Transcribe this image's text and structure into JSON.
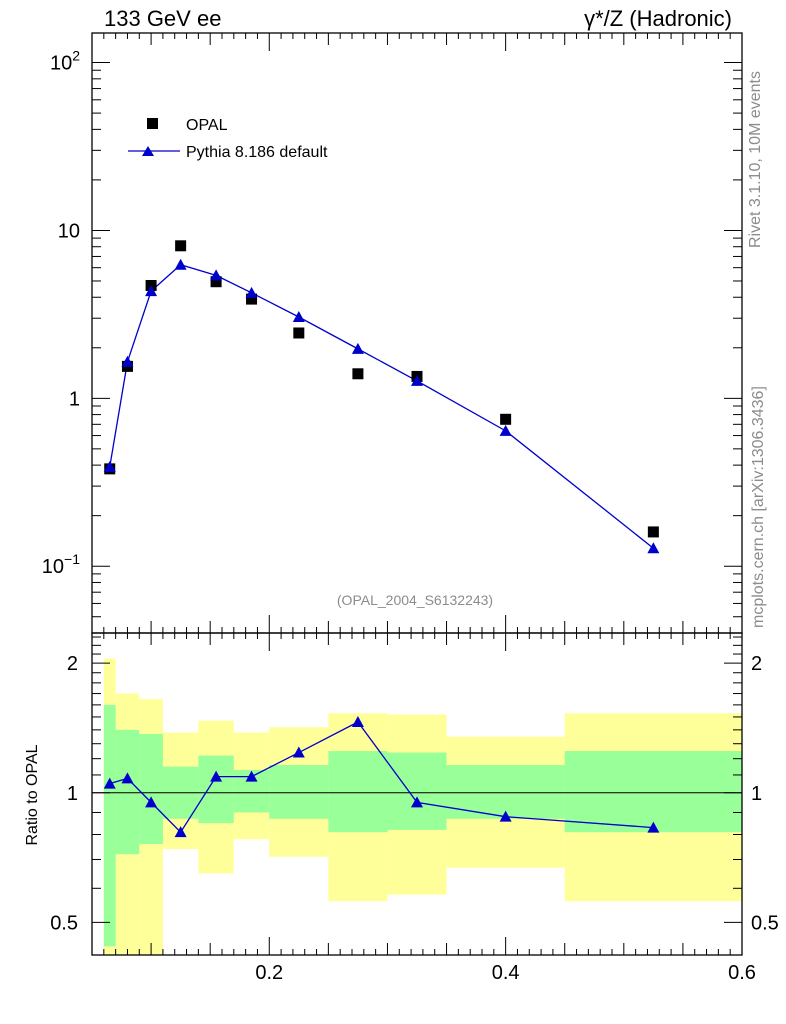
{
  "header": {
    "left_title": "133 GeV ee",
    "right_title": "γ*/Z (Hadronic)"
  },
  "side_labels": {
    "rivet": "Rivet 3.1.10,  10M events",
    "mcplots": "mcplots.cern.ch [arXiv:1306.3436]"
  },
  "analysis_tag": "(OPAL_2004_S6132243)",
  "colors": {
    "data_marker": "#000000",
    "mc_line": "#0000cc",
    "band_outer": "#ffff99",
    "band_inner": "#99ff99",
    "side_text": "#8c8c8c"
  },
  "chart_data": [
    {
      "type": "scatter",
      "panel": "main",
      "yscale": "log",
      "ylim": [
        0.04,
        150
      ],
      "xlim": [
        0.05,
        0.6
      ],
      "y_tick_labels": [
        "10^2",
        "10",
        "1",
        "10^-1"
      ],
      "legend": {
        "placement": "top-left",
        "entries": [
          "OPAL",
          "Pythia 8.186 default"
        ]
      },
      "series": [
        {
          "name": "OPAL",
          "marker": "square",
          "x": [
            0.065,
            0.08,
            0.1,
            0.125,
            0.155,
            0.185,
            0.225,
            0.275,
            0.325,
            0.4,
            0.525
          ],
          "y": [
            0.38,
            1.55,
            4.7,
            8.1,
            4.95,
            3.9,
            2.45,
            1.4,
            1.35,
            0.75,
            0.16
          ]
        },
        {
          "name": "Pythia 8.186 default",
          "marker": "triangle",
          "line": true,
          "x": [
            0.065,
            0.08,
            0.1,
            0.125,
            0.155,
            0.185,
            0.225,
            0.275,
            0.325,
            0.4,
            0.525
          ],
          "y": [
            0.39,
            1.65,
            4.35,
            6.25,
            5.4,
            4.25,
            3.05,
            1.97,
            1.27,
            0.64,
            0.128
          ]
        }
      ]
    },
    {
      "type": "line",
      "panel": "ratio",
      "ylabel": "Ratio to OPAL",
      "yscale": "log",
      "ylim": [
        0.42,
        2.35
      ],
      "xlim": [
        0.05,
        0.6
      ],
      "y_tick_labels": [
        "2",
        "1",
        "0.5"
      ],
      "x_tick_labels": [
        "0.2",
        "0.4",
        "0.6"
      ],
      "reference_line": 1,
      "bins": [
        {
          "lo": 0.06,
          "hi": 0.07,
          "outer": [
            0.35,
            2.05
          ],
          "inner": [
            0.44,
            1.6
          ]
        },
        {
          "lo": 0.07,
          "hi": 0.09,
          "outer": [
            0.33,
            1.7
          ],
          "inner": [
            0.72,
            1.4
          ]
        },
        {
          "lo": 0.09,
          "hi": 0.11,
          "outer": [
            0.37,
            1.65
          ],
          "inner": [
            0.76,
            1.37
          ]
        },
        {
          "lo": 0.11,
          "hi": 0.14,
          "outer": [
            0.74,
            1.38
          ],
          "inner": [
            0.87,
            1.15
          ]
        },
        {
          "lo": 0.14,
          "hi": 0.17,
          "outer": [
            0.65,
            1.47
          ],
          "inner": [
            0.85,
            1.22
          ]
        },
        {
          "lo": 0.17,
          "hi": 0.2,
          "outer": [
            0.78,
            1.38
          ],
          "inner": [
            0.9,
            1.13
          ]
        },
        {
          "lo": 0.2,
          "hi": 0.25,
          "outer": [
            0.71,
            1.42
          ],
          "inner": [
            0.87,
            1.16
          ]
        },
        {
          "lo": 0.25,
          "hi": 0.3,
          "outer": [
            0.56,
            1.53
          ],
          "inner": [
            0.81,
            1.25
          ]
        },
        {
          "lo": 0.3,
          "hi": 0.35,
          "outer": [
            0.58,
            1.52
          ],
          "inner": [
            0.82,
            1.24
          ]
        },
        {
          "lo": 0.35,
          "hi": 0.45,
          "outer": [
            0.67,
            1.35
          ],
          "inner": [
            0.87,
            1.16
          ]
        },
        {
          "lo": 0.45,
          "hi": 0.6,
          "outer": [
            0.56,
            1.53
          ],
          "inner": [
            0.81,
            1.25
          ]
        }
      ],
      "series": [
        {
          "name": "Pythia 8.186 default",
          "marker": "triangle",
          "x": [
            0.065,
            0.08,
            0.1,
            0.125,
            0.155,
            0.185,
            0.225,
            0.275,
            0.325,
            0.4,
            0.525
          ],
          "y": [
            1.05,
            1.08,
            0.95,
            0.81,
            1.09,
            1.09,
            1.24,
            1.46,
            0.95,
            0.88,
            0.83
          ]
        }
      ]
    }
  ]
}
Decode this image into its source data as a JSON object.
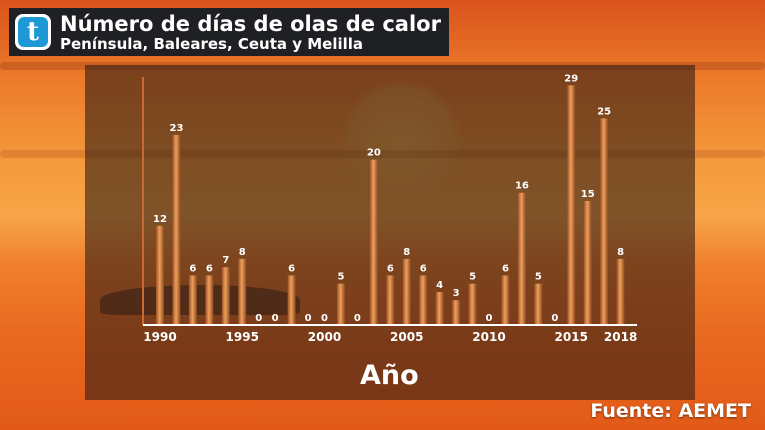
{
  "header": {
    "logo_letter": "t",
    "title": "Número de días de olas de calor",
    "subtitle": "Península, Baleares, Ceuta y Melilla"
  },
  "source": "Fuente: AEMET",
  "colors": {
    "bar": "#e8914a",
    "bar_dark": "#8a4a22",
    "axis": "#ffffff",
    "panel": "#301c14",
    "logo": "#1d9ad6"
  },
  "chart_data": {
    "type": "bar",
    "title": "",
    "xlabel": "Año",
    "ylabel": "",
    "x": [
      1990,
      1991,
      1992,
      1993,
      1994,
      1995,
      1996,
      1997,
      1998,
      1999,
      2000,
      2001,
      2002,
      2003,
      2004,
      2005,
      2006,
      2007,
      2008,
      2009,
      2010,
      2011,
      2012,
      2013,
      2014,
      2015,
      2016,
      2017,
      2018
    ],
    "values": [
      12,
      23,
      6,
      6,
      7,
      8,
      0,
      0,
      6,
      0,
      0,
      5,
      0,
      20,
      6,
      8,
      6,
      4,
      3,
      5,
      0,
      6,
      16,
      5,
      0,
      29,
      15,
      25,
      8
    ],
    "xtick_labels": [
      "1990",
      "1995",
      "2000",
      "2005",
      "2010",
      "2015",
      "2018"
    ],
    "ylim": [
      0,
      30
    ],
    "data_labels": true,
    "grid": false
  }
}
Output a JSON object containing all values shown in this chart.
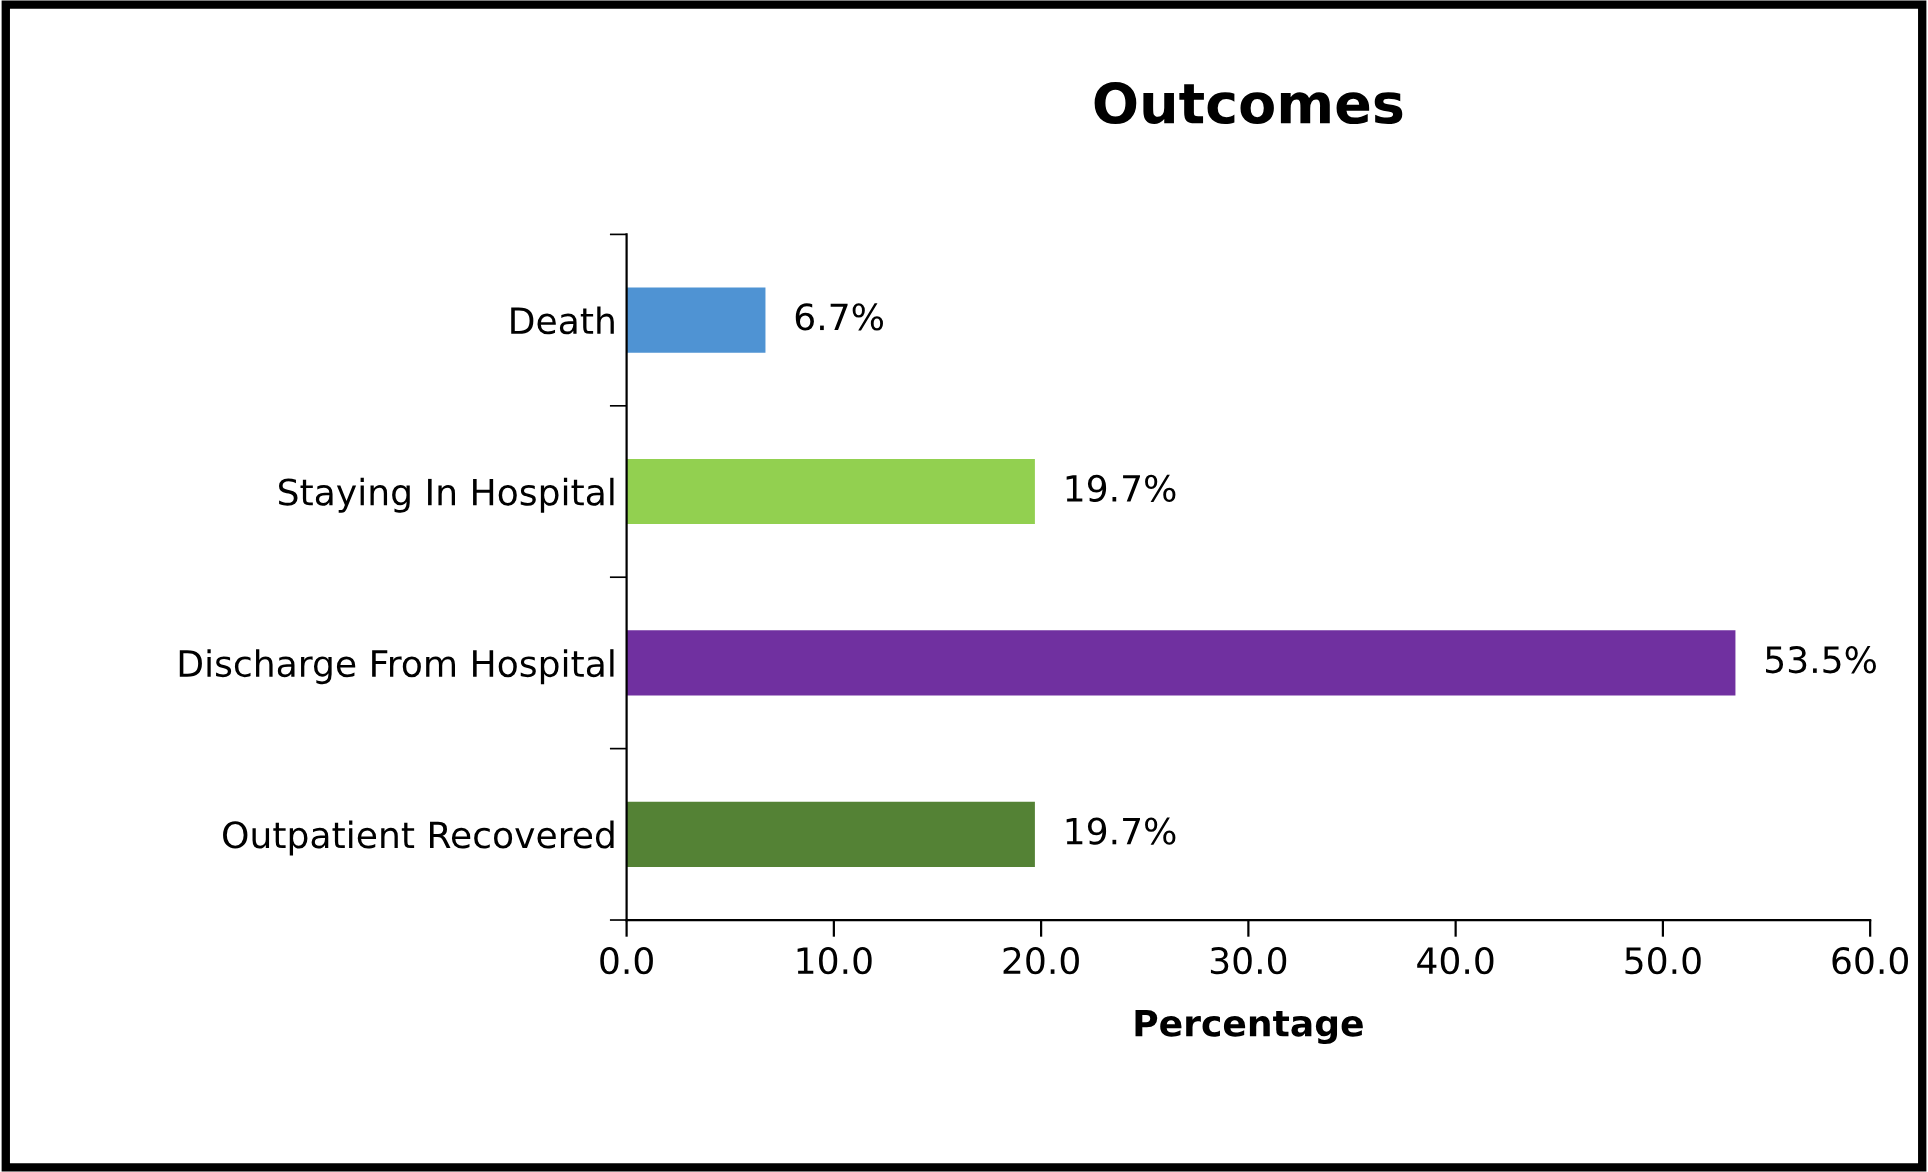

============================================================

◆ **Exercise task**: Look through the data and show every line containing "into".

◆ **Result of the task**:
Transcribe this image's text and structure into JSON.
Decode this image into its source data as a JSON object.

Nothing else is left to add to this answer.